**TASK DESCRIPTION**
Return all lines that include the string "JSON".

(Dataset entries)
====================
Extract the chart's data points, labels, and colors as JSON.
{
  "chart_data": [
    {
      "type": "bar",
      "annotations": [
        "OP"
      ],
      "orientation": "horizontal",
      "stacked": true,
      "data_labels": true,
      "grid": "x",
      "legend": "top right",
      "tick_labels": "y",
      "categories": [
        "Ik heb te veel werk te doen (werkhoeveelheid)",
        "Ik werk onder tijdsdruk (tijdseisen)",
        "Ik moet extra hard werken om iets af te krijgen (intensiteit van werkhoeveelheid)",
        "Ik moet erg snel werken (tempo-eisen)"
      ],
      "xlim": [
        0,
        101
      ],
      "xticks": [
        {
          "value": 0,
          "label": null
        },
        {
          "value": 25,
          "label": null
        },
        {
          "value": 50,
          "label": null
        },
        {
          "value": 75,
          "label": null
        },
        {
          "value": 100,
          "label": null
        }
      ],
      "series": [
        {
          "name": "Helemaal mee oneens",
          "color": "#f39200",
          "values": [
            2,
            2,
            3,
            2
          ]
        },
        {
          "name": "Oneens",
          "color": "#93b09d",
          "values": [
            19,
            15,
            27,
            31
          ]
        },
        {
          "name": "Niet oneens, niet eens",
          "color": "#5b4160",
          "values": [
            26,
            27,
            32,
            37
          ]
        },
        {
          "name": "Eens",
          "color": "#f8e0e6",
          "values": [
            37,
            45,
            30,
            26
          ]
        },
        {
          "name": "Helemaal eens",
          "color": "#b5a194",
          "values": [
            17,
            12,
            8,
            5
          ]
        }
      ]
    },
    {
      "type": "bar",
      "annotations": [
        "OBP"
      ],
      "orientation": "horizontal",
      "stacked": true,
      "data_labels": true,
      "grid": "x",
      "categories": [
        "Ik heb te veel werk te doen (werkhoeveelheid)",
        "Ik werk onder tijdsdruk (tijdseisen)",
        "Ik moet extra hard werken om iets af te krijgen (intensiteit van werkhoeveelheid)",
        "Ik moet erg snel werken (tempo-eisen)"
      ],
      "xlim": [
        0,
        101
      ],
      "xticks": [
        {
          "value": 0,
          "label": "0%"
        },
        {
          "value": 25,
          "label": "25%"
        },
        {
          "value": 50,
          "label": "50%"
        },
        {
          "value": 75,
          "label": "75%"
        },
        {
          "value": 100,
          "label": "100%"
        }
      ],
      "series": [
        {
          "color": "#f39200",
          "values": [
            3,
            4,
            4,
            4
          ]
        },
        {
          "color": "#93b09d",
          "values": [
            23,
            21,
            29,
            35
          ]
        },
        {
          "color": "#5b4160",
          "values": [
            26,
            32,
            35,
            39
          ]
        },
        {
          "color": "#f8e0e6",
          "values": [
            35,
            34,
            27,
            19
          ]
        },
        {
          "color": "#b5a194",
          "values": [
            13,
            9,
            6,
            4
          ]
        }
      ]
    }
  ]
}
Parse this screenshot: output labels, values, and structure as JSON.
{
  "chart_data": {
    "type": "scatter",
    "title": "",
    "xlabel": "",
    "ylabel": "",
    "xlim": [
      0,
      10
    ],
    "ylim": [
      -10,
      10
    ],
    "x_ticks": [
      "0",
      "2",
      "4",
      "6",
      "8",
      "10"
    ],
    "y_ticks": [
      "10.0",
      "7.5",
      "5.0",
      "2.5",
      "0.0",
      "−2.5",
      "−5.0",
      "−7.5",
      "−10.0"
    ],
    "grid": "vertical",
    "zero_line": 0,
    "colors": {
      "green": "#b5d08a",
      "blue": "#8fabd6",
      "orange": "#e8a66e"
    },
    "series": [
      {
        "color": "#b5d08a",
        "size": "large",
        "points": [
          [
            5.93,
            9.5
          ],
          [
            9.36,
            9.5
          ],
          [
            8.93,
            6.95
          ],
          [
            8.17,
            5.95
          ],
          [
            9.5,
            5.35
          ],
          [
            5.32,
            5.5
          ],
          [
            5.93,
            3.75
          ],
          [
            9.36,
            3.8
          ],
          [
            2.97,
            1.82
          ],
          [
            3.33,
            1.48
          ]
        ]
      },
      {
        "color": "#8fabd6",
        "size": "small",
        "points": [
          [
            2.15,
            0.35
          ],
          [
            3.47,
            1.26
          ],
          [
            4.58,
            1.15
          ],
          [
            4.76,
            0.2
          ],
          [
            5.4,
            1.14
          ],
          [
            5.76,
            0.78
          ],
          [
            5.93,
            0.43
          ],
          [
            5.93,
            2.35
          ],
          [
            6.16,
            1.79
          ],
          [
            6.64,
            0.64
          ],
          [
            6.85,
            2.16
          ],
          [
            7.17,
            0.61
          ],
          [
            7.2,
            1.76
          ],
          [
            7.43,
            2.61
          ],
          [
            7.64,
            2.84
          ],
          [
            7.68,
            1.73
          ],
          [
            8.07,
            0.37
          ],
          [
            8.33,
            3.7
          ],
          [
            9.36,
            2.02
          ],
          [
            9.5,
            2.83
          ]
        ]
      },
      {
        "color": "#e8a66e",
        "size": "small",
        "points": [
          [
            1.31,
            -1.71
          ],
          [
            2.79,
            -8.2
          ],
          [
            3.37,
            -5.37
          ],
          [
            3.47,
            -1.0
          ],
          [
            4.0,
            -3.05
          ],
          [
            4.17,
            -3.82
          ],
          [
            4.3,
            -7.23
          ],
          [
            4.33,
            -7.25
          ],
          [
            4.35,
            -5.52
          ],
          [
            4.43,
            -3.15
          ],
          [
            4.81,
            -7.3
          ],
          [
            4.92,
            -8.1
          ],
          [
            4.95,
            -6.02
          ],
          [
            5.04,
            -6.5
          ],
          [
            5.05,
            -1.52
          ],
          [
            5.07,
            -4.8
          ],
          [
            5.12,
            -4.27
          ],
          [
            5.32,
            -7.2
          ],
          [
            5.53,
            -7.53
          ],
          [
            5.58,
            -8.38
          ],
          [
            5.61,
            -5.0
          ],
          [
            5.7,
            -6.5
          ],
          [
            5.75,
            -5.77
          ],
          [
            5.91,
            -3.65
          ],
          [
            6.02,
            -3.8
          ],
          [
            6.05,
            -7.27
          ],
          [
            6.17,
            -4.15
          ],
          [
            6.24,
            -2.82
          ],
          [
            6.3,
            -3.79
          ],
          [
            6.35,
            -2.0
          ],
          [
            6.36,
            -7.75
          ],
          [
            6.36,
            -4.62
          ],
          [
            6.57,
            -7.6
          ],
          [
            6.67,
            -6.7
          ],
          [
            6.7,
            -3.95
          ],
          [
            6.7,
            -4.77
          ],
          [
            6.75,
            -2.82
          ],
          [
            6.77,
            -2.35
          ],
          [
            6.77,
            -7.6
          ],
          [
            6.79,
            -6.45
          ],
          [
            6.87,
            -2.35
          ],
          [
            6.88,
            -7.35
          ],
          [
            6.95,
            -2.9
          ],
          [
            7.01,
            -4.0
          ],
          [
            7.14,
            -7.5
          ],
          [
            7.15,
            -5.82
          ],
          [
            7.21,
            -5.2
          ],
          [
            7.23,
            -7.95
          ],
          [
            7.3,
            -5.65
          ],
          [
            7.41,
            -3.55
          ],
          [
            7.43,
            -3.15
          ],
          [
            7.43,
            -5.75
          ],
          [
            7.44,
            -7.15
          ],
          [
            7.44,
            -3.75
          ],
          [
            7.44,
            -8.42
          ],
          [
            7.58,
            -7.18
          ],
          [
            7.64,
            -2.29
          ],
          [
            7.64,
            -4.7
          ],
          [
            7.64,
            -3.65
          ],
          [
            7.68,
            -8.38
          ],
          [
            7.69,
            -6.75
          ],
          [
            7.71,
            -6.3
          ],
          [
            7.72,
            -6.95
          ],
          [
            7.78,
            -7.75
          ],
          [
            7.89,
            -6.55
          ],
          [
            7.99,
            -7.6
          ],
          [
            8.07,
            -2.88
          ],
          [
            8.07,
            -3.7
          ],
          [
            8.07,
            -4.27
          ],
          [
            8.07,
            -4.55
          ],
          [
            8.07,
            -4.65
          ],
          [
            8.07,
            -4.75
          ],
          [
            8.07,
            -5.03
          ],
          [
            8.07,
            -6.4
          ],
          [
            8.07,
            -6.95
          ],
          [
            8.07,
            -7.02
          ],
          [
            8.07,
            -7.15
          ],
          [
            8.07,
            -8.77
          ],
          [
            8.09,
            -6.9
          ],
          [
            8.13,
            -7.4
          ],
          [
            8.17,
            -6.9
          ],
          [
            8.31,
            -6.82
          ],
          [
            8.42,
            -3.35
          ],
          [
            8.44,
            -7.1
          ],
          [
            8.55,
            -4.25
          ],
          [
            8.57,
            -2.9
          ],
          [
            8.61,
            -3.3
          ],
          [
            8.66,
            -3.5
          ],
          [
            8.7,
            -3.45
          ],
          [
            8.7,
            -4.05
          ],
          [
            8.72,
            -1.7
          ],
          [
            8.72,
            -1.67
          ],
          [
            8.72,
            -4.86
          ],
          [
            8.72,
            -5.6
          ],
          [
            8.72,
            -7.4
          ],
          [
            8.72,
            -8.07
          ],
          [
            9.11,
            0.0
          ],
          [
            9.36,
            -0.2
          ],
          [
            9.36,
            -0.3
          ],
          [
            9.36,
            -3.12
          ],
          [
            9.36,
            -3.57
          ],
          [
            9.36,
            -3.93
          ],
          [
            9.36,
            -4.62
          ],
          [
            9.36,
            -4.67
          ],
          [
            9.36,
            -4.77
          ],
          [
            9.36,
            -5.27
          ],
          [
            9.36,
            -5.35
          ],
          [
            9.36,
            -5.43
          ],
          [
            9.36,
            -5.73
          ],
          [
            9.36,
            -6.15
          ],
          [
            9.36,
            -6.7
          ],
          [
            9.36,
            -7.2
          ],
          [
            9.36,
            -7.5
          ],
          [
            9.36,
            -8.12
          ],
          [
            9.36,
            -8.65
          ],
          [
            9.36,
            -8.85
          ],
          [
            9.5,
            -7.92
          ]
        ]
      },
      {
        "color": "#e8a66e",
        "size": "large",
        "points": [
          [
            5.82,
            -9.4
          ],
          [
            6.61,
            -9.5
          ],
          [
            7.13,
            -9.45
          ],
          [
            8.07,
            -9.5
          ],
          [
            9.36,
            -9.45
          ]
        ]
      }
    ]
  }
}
====================
**CORRECT OUTPUT**
Extract the chart's data points, labels, and colors as JSON.
Parse this screenshot: output labels, values, and structure as JSON.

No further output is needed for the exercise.